[MATERIAL FOR THE TASK]:
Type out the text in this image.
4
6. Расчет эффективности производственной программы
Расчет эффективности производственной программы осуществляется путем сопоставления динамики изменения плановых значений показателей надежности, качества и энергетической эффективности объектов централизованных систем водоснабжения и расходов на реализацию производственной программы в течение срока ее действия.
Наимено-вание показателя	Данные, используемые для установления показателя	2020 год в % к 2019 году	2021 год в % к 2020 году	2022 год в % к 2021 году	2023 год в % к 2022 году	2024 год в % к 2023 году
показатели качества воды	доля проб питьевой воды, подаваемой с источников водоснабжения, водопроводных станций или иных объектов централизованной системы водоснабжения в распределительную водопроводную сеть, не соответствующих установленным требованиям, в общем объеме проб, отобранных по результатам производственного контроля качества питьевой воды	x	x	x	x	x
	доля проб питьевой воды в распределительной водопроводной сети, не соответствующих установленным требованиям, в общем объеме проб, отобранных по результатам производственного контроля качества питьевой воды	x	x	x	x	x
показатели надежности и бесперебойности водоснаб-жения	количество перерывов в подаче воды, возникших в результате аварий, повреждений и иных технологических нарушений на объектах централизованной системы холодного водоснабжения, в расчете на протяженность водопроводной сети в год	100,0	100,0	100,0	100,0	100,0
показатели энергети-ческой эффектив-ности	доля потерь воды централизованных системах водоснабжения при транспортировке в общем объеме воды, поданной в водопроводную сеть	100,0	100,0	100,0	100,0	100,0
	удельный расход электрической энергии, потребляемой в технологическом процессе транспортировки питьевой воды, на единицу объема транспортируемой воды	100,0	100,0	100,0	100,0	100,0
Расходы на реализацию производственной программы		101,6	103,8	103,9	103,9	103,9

[PROBLEM DESCRIPTION]:
Write the entire listing out again, word for word.

[EXERCISE RESULT]:
Type out the text in this image.
4
6. Расчет эффективности производственной программы
Расчет эффективности производственной программы осуществляется путем сопоставления динамики изменения плановых значений показателей надежности, качества и энергетической эффективности объектов централизованных систем водоснабжения и расходов на реализацию производственной программы в течение срока ее действия.
Наимено-вание показателя	Данные, используемые для установления показателя	2020 год в % к 2019 году	2021 год в % к 2020 году	2022 год в % к 2021 году	2023 год в % к 2022 году	2024 год в % к 2023 году
показатели качества воды	доля проб питьевой воды, подаваемой с источников водоснабжения, водопроводных станций или иных объектов централизованной системы водоснабжения в распределительную водопроводную сеть, не соответствующих установленным требованиям, в общем объеме проб, отобранных по результатам производственного контроля качества питьевой воды	x	x	x	x	x
	доля проб питьевой воды в распределительной водопроводной сети, не соответствующих установленным требованиям, в общем объеме проб, отобранных по результатам производственного контроля качества питьевой воды	x	x	x	x	x
показатели надежности и бесперебойности водоснаб-жения	количество перерывов в подаче воды, возникших в результате аварий, повреждений и иных технологических нарушений на объектах централизованной системы холодного водоснабжения, в расчете на протяженность водопроводной сети в год	100,0	100,0	100,0	100,0	100,0
показатели энергети-ческой эффектив-ности	доля потерь воды централизованных системах водоснабжения при транспортировке в общем объеме воды, поданной в водопроводную сеть	100,0	100,0	100,0	100,0	100,0
	удельный расход электрической энергии, потребляемой в технологическом процессе транспортировки питьевой воды, на единицу объема транспортируемой воды	100,0	100,0	100,0	100,0	100,0
Расходы на реализацию производственной программы		101,6	103,8	103,9	103,9	103,9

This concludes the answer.